## [WRITTEN REQUEST]
Go through the records underneath and count the lines that include the string "jumping". Give nothing but the number.

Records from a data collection
★ ★ ★
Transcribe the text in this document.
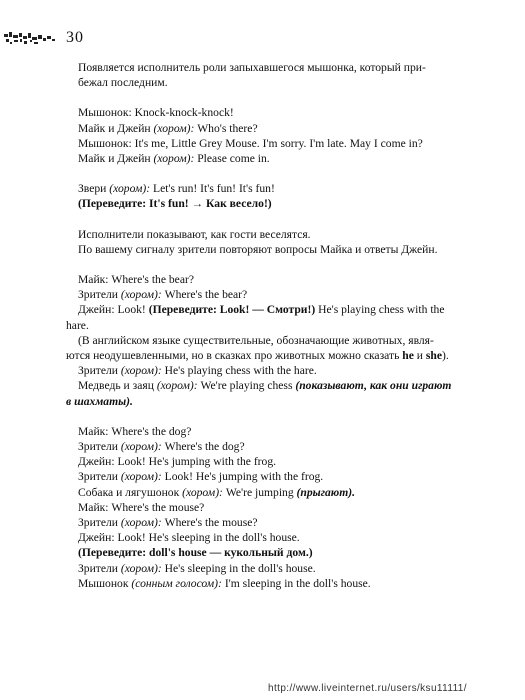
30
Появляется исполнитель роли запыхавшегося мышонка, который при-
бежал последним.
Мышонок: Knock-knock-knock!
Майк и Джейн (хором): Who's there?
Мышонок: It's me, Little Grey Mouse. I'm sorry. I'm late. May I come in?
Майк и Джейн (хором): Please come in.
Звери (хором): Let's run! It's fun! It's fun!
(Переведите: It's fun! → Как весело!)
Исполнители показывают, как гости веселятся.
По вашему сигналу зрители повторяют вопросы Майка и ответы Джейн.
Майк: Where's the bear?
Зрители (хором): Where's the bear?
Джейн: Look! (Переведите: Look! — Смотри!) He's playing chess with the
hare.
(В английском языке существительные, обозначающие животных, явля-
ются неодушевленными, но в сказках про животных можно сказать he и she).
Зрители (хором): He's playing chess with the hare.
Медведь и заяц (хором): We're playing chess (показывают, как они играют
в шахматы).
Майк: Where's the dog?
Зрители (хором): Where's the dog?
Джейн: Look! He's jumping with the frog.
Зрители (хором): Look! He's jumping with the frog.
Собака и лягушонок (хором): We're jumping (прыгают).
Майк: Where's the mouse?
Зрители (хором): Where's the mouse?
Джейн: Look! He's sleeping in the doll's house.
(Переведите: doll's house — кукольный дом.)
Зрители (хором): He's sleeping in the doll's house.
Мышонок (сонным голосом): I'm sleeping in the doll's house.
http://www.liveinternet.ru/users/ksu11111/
★ ★ ★
## [EXERCISE RESULT]
3